» **To do**: Extract the lines that hold the string "Case".

Stored entries
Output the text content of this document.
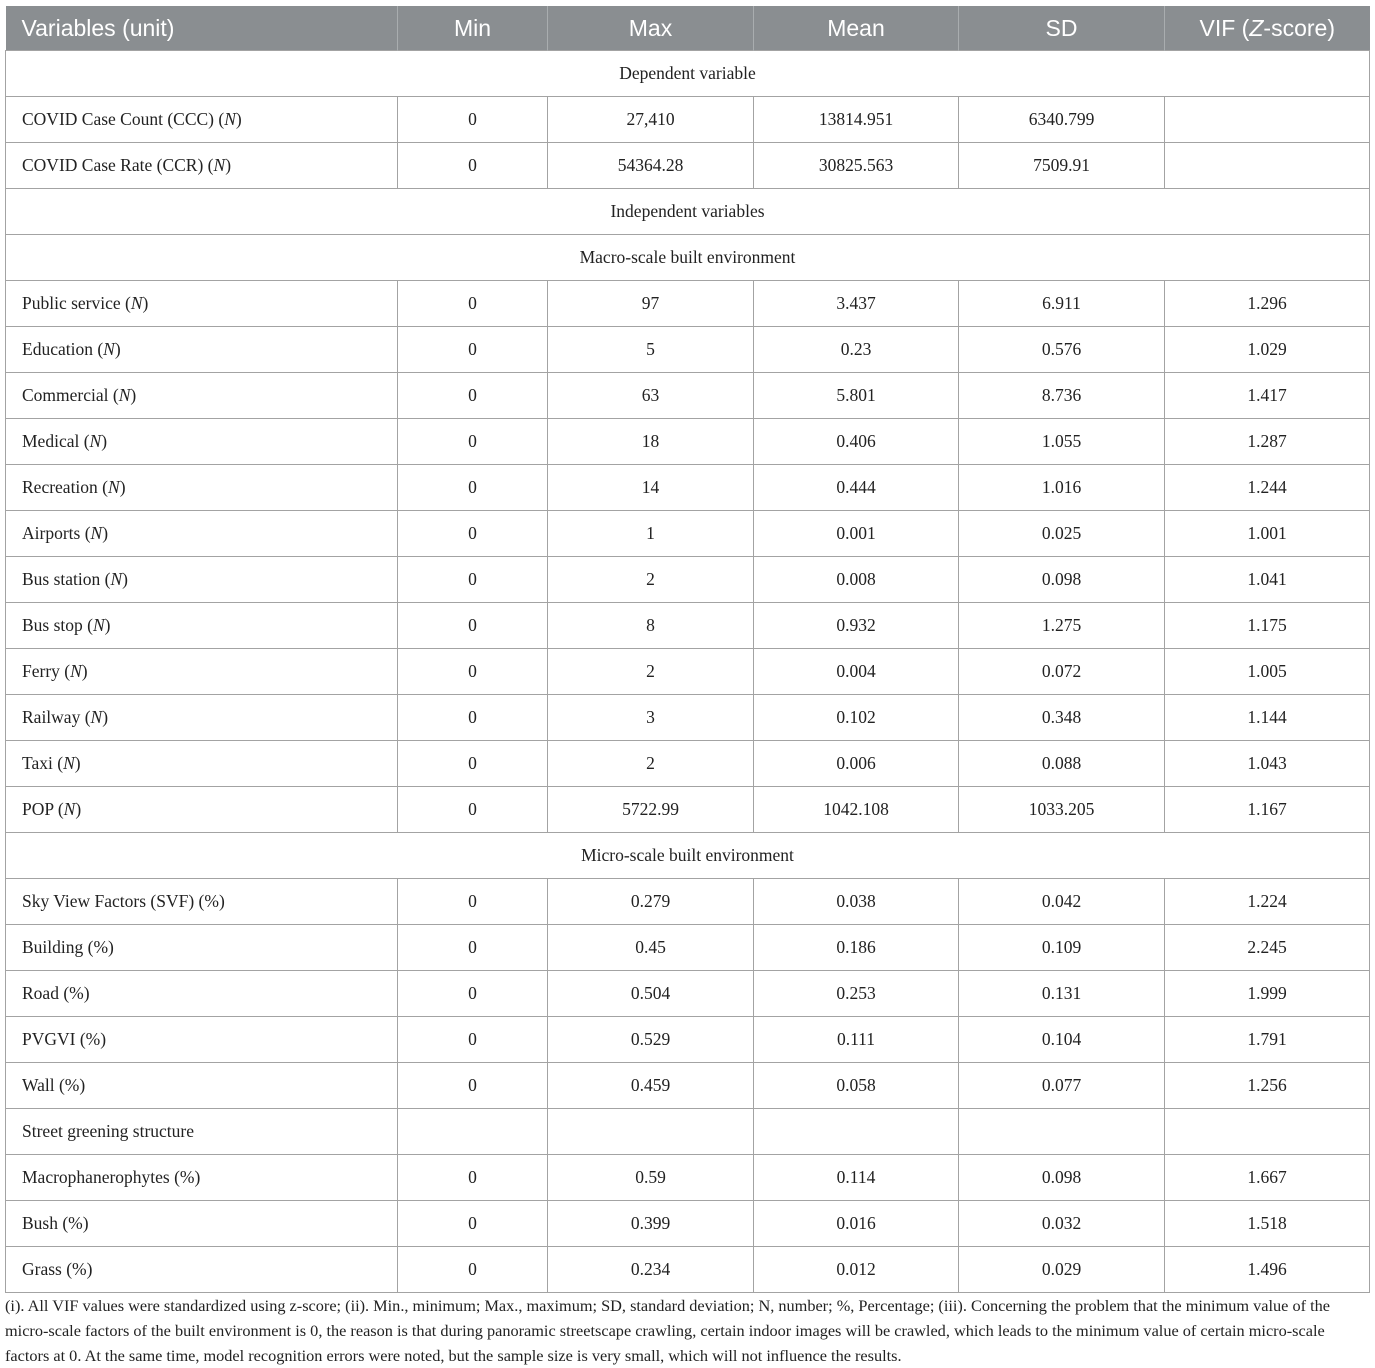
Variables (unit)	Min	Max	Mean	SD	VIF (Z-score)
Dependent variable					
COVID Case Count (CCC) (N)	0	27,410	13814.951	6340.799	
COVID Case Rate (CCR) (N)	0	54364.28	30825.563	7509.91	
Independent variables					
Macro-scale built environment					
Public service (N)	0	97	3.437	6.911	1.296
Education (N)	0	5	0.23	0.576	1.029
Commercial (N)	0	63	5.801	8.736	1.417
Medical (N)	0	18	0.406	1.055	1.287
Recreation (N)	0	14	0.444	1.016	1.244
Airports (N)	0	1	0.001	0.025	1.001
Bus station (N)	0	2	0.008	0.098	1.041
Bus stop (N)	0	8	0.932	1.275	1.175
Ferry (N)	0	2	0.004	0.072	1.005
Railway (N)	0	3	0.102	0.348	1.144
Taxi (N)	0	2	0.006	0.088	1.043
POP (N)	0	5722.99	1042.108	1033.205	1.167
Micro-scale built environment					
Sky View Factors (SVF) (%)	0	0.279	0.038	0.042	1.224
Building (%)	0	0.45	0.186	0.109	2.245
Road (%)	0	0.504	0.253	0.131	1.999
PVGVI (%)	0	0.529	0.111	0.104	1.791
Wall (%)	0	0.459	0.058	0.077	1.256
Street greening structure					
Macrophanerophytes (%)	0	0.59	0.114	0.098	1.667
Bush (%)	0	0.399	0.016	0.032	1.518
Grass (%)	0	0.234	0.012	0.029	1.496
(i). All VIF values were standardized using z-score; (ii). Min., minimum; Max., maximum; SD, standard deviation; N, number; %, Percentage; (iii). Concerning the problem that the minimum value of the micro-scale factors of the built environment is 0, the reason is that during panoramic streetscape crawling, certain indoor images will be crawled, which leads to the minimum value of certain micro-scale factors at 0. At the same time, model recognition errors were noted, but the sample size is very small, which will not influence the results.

» **Result of this task**:
COVID Case Count (CCC) (N)	0	27,410	13814.951	6340.799	
COVID Case Rate (CCR) (N)	0	54364.28	30825.563	7509.91	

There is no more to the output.